◆ Exercise brief
Extract from the listing each line in which the word "nimbato" appears.

◆ Data excerpts
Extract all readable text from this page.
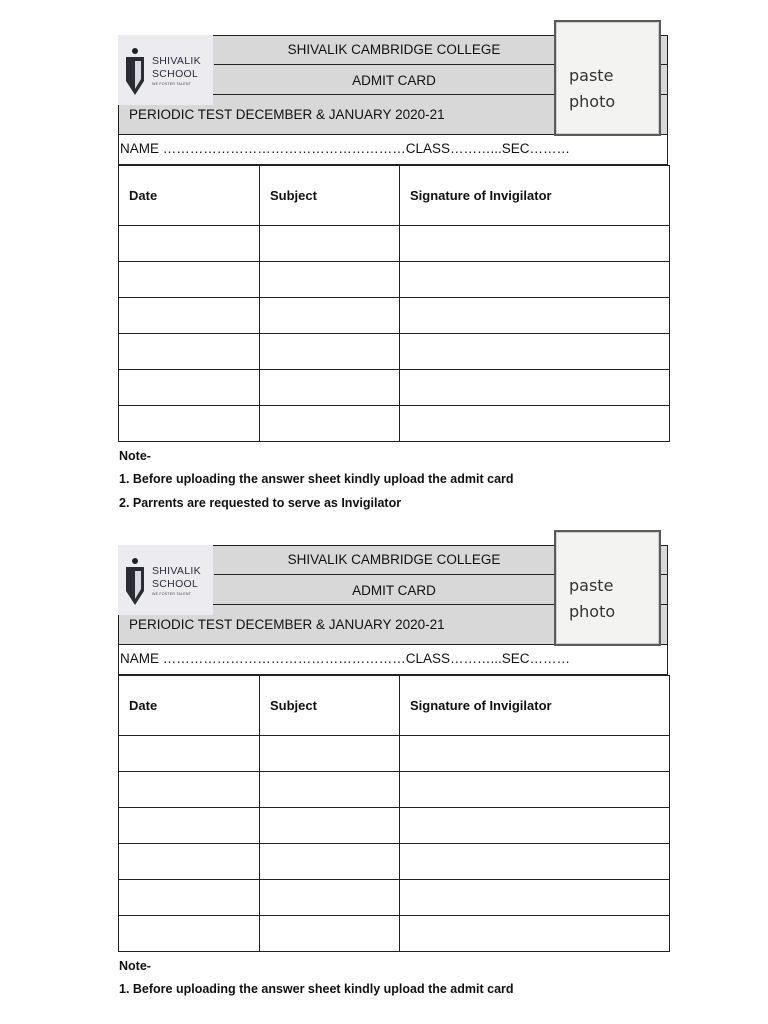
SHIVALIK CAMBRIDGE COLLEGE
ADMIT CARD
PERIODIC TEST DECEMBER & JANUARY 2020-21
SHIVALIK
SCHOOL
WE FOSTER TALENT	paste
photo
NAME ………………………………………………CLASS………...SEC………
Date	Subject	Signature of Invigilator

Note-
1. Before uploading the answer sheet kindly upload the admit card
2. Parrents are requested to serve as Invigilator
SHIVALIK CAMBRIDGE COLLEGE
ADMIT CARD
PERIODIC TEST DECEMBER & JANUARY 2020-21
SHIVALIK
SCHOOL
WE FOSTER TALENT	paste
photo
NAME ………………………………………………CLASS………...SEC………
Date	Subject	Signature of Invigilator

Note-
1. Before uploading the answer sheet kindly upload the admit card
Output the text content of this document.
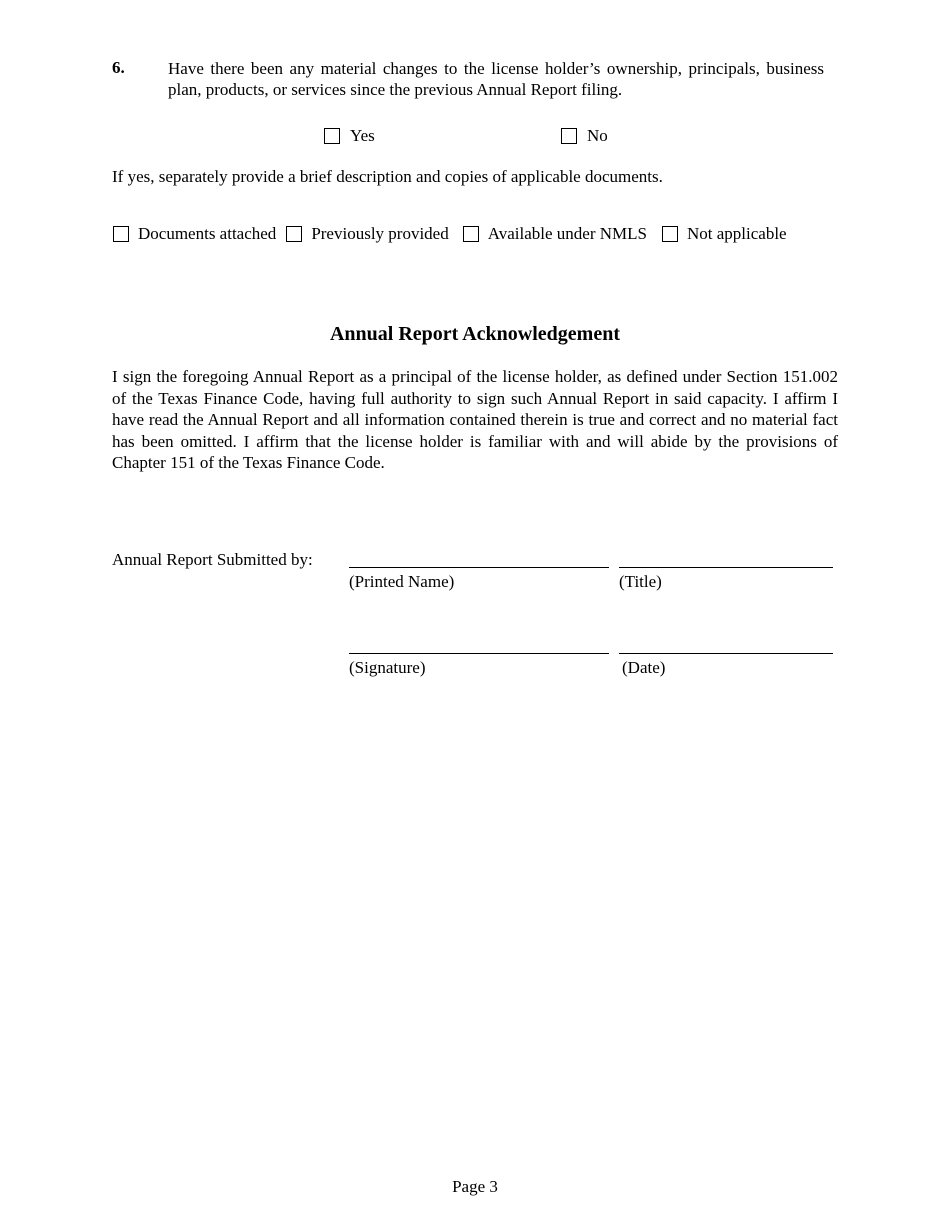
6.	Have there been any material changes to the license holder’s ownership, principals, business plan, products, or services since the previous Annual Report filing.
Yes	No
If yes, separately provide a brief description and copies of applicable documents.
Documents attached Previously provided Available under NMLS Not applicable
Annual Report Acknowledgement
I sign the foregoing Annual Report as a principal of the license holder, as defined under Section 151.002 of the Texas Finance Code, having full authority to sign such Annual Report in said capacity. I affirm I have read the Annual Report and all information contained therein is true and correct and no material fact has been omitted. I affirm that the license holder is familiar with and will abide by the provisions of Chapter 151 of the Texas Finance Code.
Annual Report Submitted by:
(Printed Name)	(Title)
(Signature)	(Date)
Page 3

...

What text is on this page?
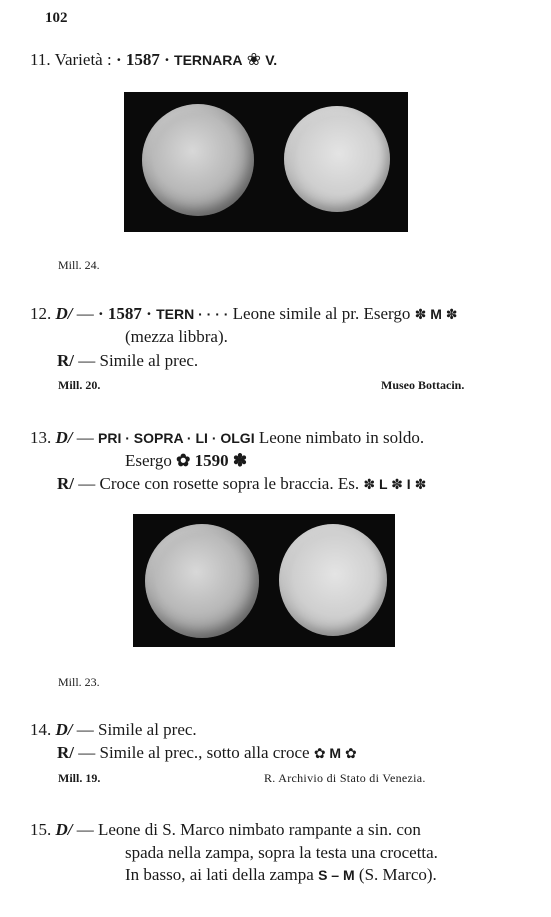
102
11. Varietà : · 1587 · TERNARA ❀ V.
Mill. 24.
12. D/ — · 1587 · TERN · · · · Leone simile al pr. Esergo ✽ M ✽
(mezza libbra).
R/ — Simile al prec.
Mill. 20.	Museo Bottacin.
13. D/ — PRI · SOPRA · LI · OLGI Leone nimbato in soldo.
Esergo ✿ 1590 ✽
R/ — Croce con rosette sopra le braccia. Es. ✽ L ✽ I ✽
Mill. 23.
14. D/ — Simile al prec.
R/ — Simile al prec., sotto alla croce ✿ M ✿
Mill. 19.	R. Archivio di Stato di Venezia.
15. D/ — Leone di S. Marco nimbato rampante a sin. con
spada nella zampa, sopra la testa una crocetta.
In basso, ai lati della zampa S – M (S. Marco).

◆ Result of the exercise
13. D/ — PRI · SOPRA · LI · OLGI Leone nimbato in soldo.
15. D/ — Leone di S. Marco nimbato rampante a sin. con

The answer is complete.